++++ STORED RECORDS ++++
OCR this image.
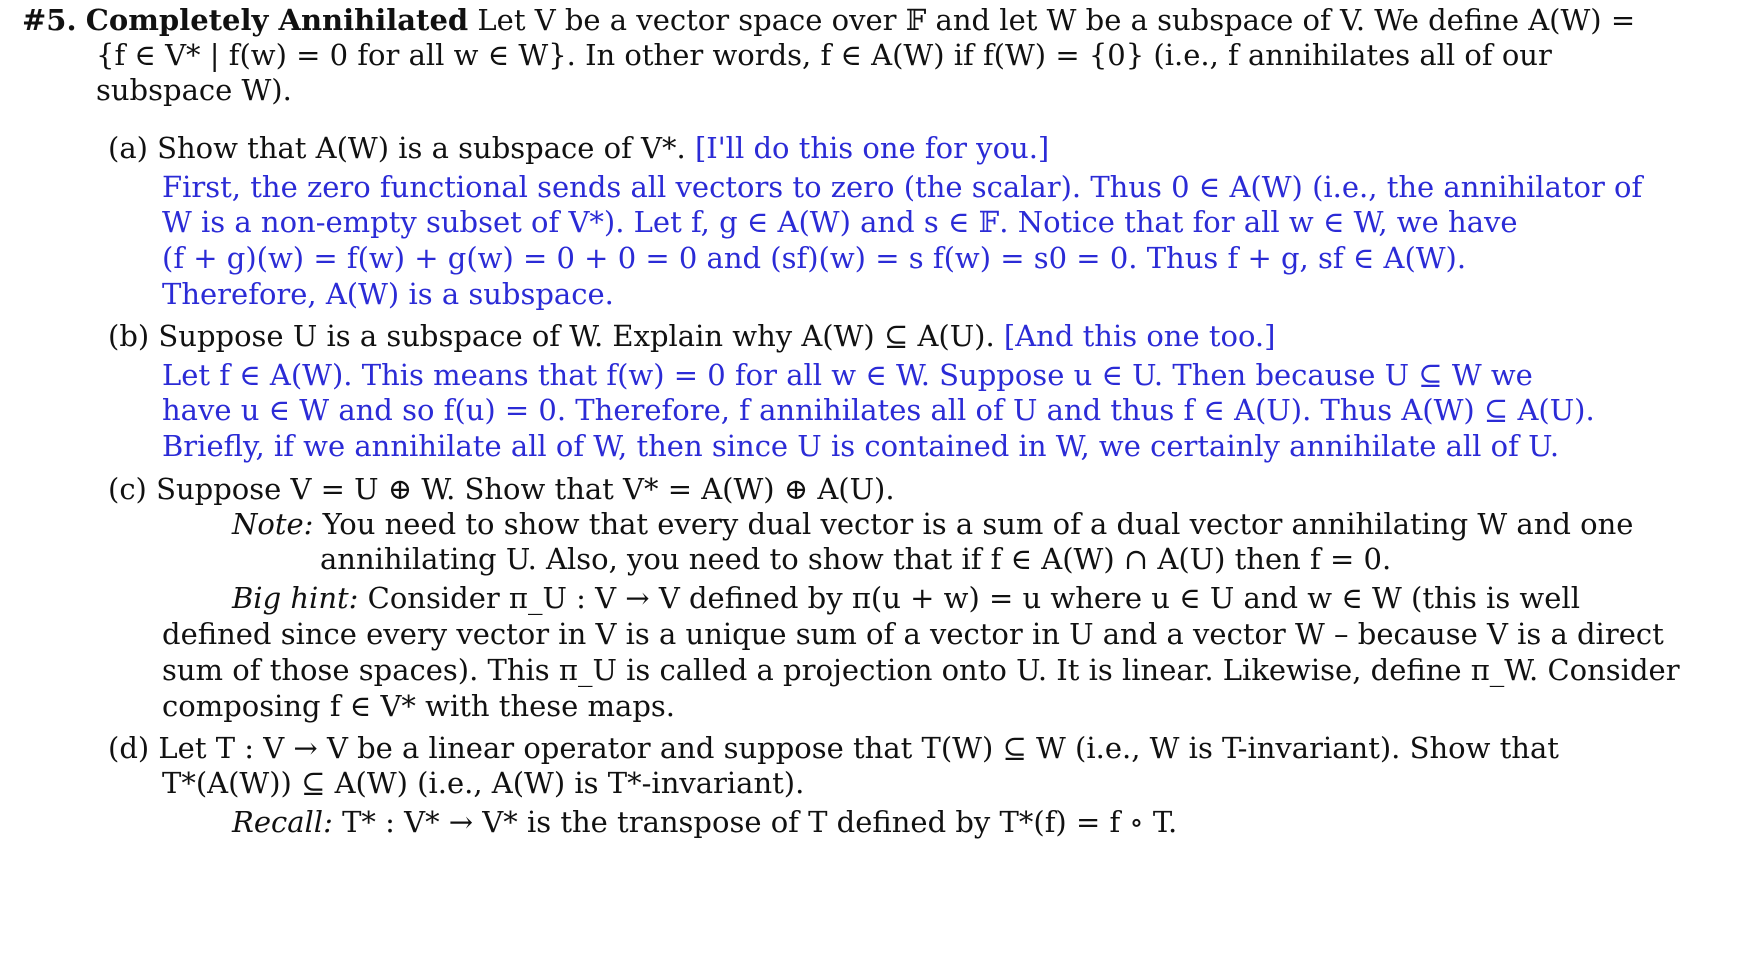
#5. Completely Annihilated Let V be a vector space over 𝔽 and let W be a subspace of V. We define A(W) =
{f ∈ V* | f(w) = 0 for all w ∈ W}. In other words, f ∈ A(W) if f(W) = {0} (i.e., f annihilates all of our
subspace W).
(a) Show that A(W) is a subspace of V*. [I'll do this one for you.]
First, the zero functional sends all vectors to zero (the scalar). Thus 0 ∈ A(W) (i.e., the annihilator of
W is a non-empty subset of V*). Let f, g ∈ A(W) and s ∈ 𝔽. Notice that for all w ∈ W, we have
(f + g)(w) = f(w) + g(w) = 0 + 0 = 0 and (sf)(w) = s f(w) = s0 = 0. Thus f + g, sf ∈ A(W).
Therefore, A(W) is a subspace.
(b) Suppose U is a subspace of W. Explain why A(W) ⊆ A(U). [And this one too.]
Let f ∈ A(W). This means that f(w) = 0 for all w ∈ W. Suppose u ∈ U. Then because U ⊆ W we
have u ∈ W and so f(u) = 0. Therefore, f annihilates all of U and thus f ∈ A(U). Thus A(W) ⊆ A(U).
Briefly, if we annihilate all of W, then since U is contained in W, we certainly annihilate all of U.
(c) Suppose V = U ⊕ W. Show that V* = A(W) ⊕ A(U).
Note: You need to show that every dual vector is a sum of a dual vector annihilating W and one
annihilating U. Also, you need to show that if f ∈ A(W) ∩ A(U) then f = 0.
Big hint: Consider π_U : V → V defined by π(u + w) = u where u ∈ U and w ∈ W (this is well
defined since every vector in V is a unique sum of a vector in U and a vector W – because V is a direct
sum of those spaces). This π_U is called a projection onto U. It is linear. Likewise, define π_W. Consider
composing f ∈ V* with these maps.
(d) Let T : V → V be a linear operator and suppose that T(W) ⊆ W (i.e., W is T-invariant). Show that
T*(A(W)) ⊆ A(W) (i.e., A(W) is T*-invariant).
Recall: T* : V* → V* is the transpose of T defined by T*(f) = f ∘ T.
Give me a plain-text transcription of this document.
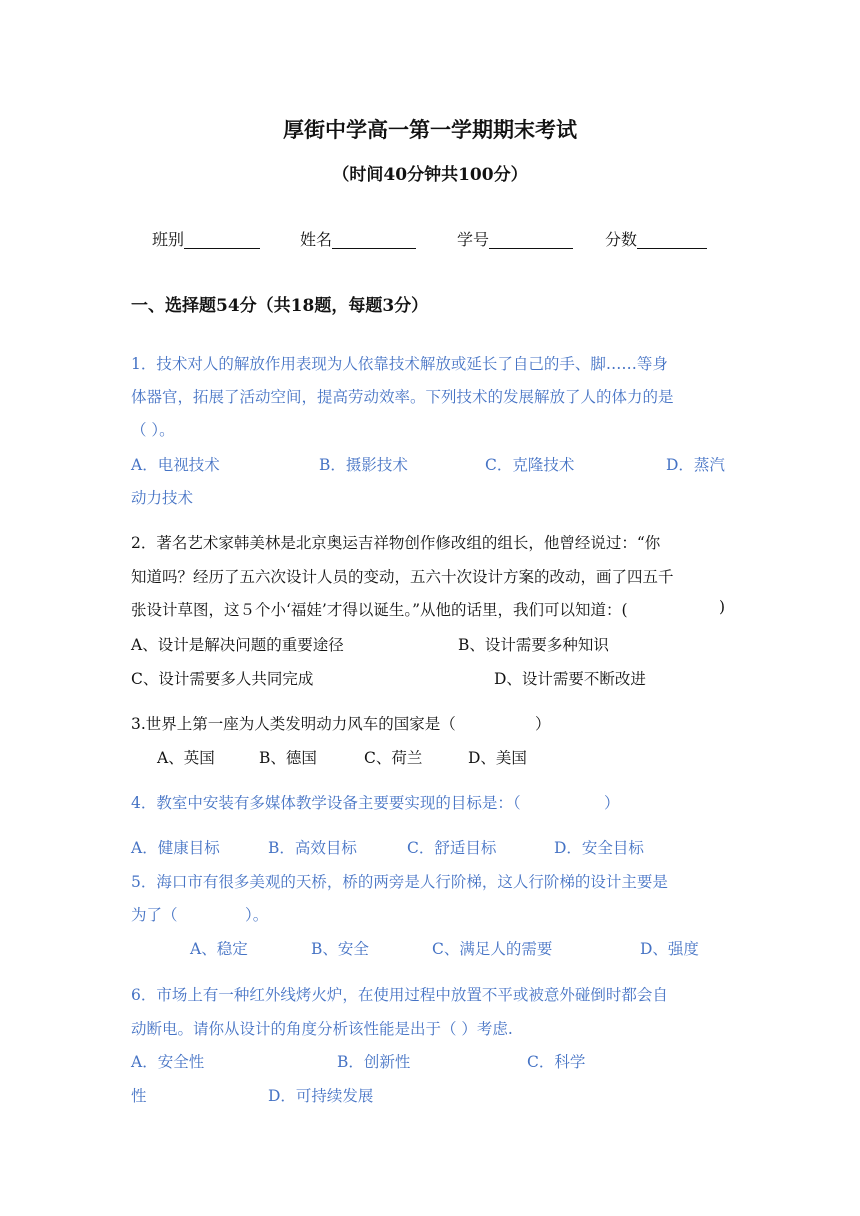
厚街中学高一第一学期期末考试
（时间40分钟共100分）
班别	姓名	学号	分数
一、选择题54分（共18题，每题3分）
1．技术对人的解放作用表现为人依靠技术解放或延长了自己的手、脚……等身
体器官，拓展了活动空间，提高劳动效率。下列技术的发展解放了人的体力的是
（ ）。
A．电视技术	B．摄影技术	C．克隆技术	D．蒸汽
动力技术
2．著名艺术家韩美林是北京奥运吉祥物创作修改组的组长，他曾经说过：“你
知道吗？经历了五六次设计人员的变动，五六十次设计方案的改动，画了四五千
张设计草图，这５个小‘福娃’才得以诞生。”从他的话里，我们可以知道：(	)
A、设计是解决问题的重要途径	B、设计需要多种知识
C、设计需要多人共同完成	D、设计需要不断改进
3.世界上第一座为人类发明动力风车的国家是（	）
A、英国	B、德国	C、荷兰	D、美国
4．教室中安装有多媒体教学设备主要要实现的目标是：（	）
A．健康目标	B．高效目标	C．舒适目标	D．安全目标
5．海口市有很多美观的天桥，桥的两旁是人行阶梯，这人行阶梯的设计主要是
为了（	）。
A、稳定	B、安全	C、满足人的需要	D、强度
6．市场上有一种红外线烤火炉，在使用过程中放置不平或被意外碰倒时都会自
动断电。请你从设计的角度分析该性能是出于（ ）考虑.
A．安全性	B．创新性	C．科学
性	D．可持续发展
++++
++++ STORED RECORDS ++++
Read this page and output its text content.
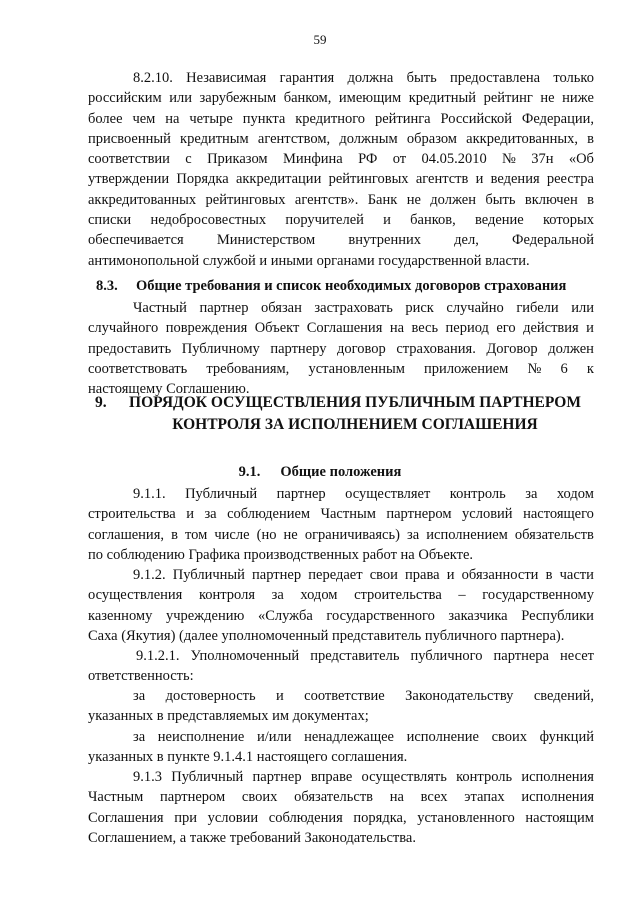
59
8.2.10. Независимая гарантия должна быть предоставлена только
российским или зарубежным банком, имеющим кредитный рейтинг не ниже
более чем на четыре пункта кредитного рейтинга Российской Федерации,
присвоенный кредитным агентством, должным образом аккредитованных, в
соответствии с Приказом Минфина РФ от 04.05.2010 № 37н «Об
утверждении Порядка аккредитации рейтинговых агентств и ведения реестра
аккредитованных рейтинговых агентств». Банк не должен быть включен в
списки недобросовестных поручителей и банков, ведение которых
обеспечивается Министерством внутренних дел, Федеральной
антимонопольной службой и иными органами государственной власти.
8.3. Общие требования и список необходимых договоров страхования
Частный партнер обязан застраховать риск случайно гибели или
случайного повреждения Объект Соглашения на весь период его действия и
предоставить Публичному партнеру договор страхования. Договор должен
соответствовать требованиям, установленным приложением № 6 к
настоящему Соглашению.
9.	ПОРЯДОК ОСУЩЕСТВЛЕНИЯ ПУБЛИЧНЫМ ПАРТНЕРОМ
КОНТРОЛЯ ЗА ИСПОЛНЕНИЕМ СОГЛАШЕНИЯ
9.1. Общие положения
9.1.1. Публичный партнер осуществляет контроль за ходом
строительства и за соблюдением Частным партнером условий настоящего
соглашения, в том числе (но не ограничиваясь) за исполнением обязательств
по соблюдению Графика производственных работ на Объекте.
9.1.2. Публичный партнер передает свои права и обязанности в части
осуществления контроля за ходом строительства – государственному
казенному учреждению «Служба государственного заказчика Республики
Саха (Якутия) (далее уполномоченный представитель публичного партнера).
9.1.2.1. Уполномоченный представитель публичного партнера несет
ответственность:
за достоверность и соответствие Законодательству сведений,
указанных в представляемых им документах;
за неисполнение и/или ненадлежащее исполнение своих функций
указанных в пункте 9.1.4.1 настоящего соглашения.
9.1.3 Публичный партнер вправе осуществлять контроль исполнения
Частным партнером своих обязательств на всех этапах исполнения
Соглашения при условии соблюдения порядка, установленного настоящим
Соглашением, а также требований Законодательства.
++++
++++ STORED RECORDS ++++
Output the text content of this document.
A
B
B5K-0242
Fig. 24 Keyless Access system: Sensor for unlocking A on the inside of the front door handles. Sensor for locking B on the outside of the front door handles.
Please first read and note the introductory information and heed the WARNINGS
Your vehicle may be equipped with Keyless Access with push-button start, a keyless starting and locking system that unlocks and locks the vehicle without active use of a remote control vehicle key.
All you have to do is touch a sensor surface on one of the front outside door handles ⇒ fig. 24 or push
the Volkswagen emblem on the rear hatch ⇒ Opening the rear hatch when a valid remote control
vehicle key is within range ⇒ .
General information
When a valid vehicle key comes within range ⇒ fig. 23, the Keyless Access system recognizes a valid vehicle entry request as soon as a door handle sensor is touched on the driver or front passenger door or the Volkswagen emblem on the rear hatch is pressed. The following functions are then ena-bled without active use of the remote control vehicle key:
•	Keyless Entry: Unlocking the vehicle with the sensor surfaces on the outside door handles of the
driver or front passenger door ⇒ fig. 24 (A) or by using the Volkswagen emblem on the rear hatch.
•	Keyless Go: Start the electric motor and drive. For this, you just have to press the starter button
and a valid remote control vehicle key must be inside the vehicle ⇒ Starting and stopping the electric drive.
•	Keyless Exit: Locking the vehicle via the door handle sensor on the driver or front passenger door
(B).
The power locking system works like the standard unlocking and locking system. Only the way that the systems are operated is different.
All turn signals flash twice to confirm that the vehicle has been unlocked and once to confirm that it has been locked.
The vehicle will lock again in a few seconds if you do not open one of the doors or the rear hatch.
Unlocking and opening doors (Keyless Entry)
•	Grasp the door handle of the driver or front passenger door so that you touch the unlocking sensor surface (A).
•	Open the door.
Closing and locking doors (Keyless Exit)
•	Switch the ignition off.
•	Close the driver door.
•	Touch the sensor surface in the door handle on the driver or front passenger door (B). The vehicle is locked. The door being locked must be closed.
++++
* **EXERCISE**
Identify the lines in the entries above that contain "since", then copy them out.

* **EXPECTED OUTPUT**
Briefly, if we annihilate all of W, then since U is contained in W, we certainly annihilate all of U.
defined since every vector in V is a unique sum of a vector in U and a vector W – because V is a direct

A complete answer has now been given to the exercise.